▶ **Given records**
──────────

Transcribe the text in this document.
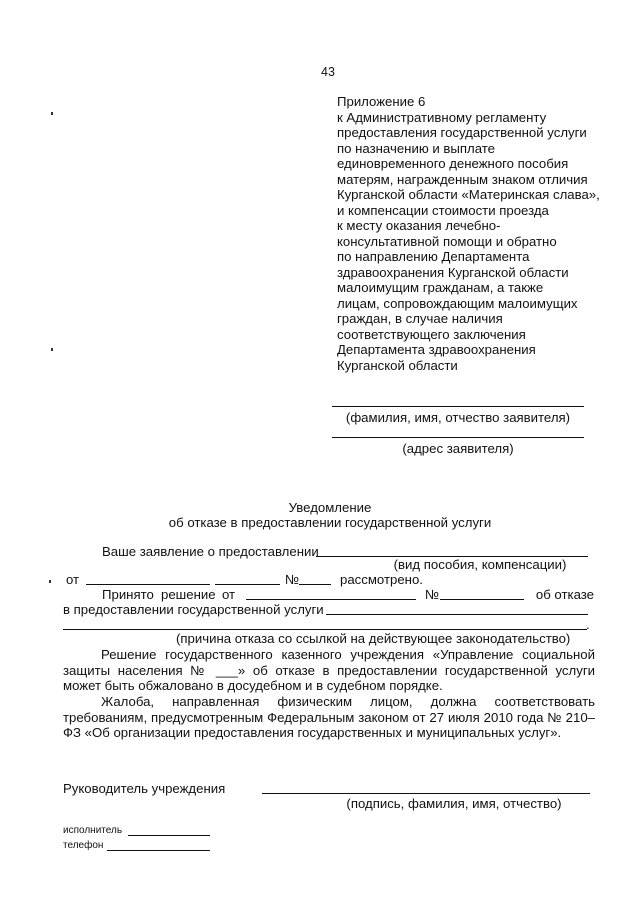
43
Приложение 6
к Административному регламенту
предоставления государственной услуги
по назначению и выплате
единовременного денежного пособия
матерям, награжденным знаком отличия
Курганской области «Материнская слава»,
и компенсации стоимости проезда
к месту оказания лечебно-
консультативной помощи и обратно
по направлению Департамента
здравоохранения Курганской области
малоимущим гражданам, а также
лицам, сопровождающим малоимущих
граждан, в случае наличия
соответствующего заключения
Департамента здравоохранения
Курганской области
(фамилия, имя, отчество заявителя)
(адрес заявителя)
Уведомление
об отказе в предоставлении государственной услуги
Ваше заявление о предоставлении
(вид пособия, компенсации)
от	№	рассмотрено.
Принято решение от	№	об отказе
в предоставлении государственной услуги
.
(причина отказа со ссылкой на действующее законодательство)
Решение государственного казенного учреждения «Управление социальной защиты населения № ___» об отказе в предоставлении государственной услуги может быть обжаловано в досудебном и в судебном порядке.
Жалоба, направленная физическим лицом, должна соответствовать требованиям, предусмотренным Федеральным законом от 27 июля 2010 года № 210–ФЗ «Об организации предоставления государственных и муниципальных услуг».
Руководитель учреждения
(подпись, фамилия, имя, отчество)
исполнитель
телефон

──────────

▶ **Do this**
All of the data above should be quoted exactly, except for the pictures.

▶ **Output for this exercise**
Transcribe the text in this document.
43
Приложение 6
к Административному регламенту
предоставления государственной услуги
по назначению и выплате
единовременного денежного пособия
матерям, награжденным знаком отличия
Курганской области «Материнская слава»,
и компенсации стоимости проезда
к месту оказания лечебно-
консультативной помощи и обратно
по направлению Департамента
здравоохранения Курганской области
малоимущим гражданам, а также
лицам, сопровождающим малоимущих
граждан, в случае наличия
соответствующего заключения
Департамента здравоохранения
Курганской области
(фамилия, имя, отчество заявителя)
(адрес заявителя)
Уведомление
об отказе в предоставлении государственной услуги
Ваше заявление о предоставлении
(вид пособия, компенсации)
от	№	рассмотрено.
Принято решение от	№	об отказе
в предоставлении государственной услуги
.
(причина отказа со ссылкой на действующее законодательство)
Решение государственного казенного учреждения «Управление социальной защиты населения № ___» об отказе в предоставлении государственной услуги может быть обжаловано в досудебном и в судебном порядке.
Жалоба, направленная физическим лицом, должна соответствовать требованиям, предусмотренным Федеральным законом от 27 июля 2010 года № 210–ФЗ «Об организации предоставления государственных и муниципальных услуг».
Руководитель учреждения
(подпись, фамилия, имя, отчество)
исполнитель
телефон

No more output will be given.